(Part of a data file)
────────────────────────────────────────
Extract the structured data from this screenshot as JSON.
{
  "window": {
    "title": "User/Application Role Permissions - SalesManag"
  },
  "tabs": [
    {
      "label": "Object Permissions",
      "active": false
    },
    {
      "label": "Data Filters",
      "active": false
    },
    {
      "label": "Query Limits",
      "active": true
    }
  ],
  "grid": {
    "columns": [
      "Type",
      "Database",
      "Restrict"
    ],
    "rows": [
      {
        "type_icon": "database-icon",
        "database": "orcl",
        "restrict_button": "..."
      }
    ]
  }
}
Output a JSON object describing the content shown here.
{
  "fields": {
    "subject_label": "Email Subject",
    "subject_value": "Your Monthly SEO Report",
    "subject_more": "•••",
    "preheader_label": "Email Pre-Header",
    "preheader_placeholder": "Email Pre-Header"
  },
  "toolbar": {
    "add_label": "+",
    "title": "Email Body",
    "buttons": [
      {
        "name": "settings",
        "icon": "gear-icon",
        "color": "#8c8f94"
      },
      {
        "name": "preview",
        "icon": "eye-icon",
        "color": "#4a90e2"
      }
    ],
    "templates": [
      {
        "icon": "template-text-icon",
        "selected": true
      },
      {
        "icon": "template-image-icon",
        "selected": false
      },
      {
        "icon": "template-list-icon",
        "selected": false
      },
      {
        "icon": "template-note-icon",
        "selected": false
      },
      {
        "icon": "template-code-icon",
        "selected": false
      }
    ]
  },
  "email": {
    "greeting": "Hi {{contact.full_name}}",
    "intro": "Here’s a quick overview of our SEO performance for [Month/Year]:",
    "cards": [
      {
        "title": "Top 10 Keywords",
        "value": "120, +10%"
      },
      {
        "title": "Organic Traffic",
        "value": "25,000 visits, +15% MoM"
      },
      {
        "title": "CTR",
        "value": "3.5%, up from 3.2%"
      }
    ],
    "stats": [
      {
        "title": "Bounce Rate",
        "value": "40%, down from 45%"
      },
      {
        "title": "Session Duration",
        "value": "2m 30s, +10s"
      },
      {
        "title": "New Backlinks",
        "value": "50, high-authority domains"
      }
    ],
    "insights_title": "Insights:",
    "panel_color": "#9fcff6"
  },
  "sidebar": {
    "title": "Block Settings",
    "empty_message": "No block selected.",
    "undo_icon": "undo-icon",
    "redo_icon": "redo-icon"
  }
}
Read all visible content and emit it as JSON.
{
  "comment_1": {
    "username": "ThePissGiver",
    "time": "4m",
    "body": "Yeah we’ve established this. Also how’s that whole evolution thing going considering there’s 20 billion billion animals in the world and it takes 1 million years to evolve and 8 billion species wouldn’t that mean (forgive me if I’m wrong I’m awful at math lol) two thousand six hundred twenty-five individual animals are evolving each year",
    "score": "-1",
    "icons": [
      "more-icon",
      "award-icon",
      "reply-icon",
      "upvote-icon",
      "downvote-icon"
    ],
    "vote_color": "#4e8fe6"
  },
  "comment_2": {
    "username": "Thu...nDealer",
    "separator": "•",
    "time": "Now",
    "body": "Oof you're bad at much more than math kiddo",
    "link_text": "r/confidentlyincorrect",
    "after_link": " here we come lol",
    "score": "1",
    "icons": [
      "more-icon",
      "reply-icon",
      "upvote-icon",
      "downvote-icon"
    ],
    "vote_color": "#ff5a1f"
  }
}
────────────────────────────────────────
◆ Task prompt
Write out the entries in full, exactly as given.

◆ Full solution
Extract the structured data from this screenshot as JSON.
{
  "window": {
    "title": "User/Application Role Permissions - SalesManag"
  },
  "tabs": [
    {
      "label": "Object Permissions",
      "active": false
    },
    {
      "label": "Data Filters",
      "active": false
    },
    {
      "label": "Query Limits",
      "active": true
    }
  ],
  "grid": {
    "columns": [
      "Type",
      "Database",
      "Restrict"
    ],
    "rows": [
      {
        "type_icon": "database-icon",
        "database": "orcl",
        "restrict_button": "..."
      }
    ]
  }
}
Output a JSON object describing the content shown here.
{
  "fields": {
    "subject_label": "Email Subject",
    "subject_value": "Your Monthly SEO Report",
    "subject_more": "•••",
    "preheader_label": "Email Pre-Header",
    "preheader_placeholder": "Email Pre-Header"
  },
  "toolbar": {
    "add_label": "+",
    "title": "Email Body",
    "buttons": [
      {
        "name": "settings",
        "icon": "gear-icon",
        "color": "#8c8f94"
      },
      {
        "name": "preview",
        "icon": "eye-icon",
        "color": "#4a90e2"
      }
    ],
    "templates": [
      {
        "icon": "template-text-icon",
        "selected": true
      },
      {
        "icon": "template-image-icon",
        "selected": false
      },
      {
        "icon": "template-list-icon",
        "selected": false
      },
      {
        "icon": "template-note-icon",
        "selected": false
      },
      {
        "icon": "template-code-icon",
        "selected": false
      }
    ]
  },
  "email": {
    "greeting": "Hi {{contact.full_name}}",
    "intro": "Here’s a quick overview of our SEO performance for [Month/Year]:",
    "cards": [
      {
        "title": "Top 10 Keywords",
        "value": "120, +10%"
      },
      {
        "title": "Organic Traffic",
        "value": "25,000 visits, +15% MoM"
      },
      {
        "title": "CTR",
        "value": "3.5%, up from 3.2%"
      }
    ],
    "stats": [
      {
        "title": "Bounce Rate",
        "value": "40%, down from 45%"
      },
      {
        "title": "Session Duration",
        "value": "2m 30s, +10s"
      },
      {
        "title": "New Backlinks",
        "value": "50, high-authority domains"
      }
    ],
    "insights_title": "Insights:",
    "panel_color": "#9fcff6"
  },
  "sidebar": {
    "title": "Block Settings",
    "empty_message": "No block selected.",
    "undo_icon": "undo-icon",
    "redo_icon": "redo-icon"
  }
}
Read all visible content and emit it as JSON.
{
  "comment_1": {
    "username": "ThePissGiver",
    "time": "4m",
    "body": "Yeah we’ve established this. Also how’s that whole evolution thing going considering there’s 20 billion billion animals in the world and it takes 1 million years to evolve and 8 billion species wouldn’t that mean (forgive me if I’m wrong I’m awful at math lol) two thousand six hundred twenty-five individual animals are evolving each year",
    "score": "-1",
    "icons": [
      "more-icon",
      "award-icon",
      "reply-icon",
      "upvote-icon",
      "downvote-icon"
    ],
    "vote_color": "#4e8fe6"
  },
  "comment_2": {
    "username": "Thu...nDealer",
    "separator": "•",
    "time": "Now",
    "body": "Oof you're bad at much more than math kiddo",
    "link_text": "r/confidentlyincorrect",
    "after_link": " here we come lol",
    "score": "1",
    "icons": [
      "more-icon",
      "reply-icon",
      "upvote-icon",
      "downvote-icon"
    ],
    "vote_color": "#ff5a1f"
  }
}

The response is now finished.